# Goal of the exercise
Report how many lines below contain the word "more", and give only that number.

# Listed entries
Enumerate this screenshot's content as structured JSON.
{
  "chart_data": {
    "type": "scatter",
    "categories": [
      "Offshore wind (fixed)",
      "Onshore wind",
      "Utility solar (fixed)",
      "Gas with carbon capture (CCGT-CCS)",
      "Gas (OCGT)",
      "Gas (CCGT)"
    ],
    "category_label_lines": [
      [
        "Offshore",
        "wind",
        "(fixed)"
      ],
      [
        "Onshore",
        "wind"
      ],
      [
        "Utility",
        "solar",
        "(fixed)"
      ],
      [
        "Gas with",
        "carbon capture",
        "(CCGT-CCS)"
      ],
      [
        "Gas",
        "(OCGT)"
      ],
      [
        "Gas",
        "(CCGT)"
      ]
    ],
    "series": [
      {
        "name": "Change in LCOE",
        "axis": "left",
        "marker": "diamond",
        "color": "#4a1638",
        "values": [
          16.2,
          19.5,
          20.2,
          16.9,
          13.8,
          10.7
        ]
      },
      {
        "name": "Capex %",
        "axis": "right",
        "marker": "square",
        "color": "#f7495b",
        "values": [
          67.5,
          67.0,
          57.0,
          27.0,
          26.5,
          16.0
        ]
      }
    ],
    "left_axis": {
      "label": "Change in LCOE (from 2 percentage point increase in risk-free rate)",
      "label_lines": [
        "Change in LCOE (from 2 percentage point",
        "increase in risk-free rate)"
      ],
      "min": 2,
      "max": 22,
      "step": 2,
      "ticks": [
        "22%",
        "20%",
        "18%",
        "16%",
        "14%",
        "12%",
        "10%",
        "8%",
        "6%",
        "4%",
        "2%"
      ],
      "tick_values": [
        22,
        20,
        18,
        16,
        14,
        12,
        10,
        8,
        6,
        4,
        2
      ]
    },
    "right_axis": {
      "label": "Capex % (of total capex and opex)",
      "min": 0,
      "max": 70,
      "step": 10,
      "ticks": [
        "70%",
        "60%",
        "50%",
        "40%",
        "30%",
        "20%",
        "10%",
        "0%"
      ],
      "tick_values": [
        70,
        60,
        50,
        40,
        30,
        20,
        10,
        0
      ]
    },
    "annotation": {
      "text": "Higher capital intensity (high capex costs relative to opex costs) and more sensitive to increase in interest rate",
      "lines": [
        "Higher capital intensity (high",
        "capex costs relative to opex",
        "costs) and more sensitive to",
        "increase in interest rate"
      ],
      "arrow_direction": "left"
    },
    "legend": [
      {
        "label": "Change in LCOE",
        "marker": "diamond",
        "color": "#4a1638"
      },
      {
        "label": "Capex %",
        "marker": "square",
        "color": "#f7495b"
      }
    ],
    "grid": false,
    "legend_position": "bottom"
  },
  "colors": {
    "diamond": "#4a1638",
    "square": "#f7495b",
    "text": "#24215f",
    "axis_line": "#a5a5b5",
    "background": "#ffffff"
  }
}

# Output for this task
2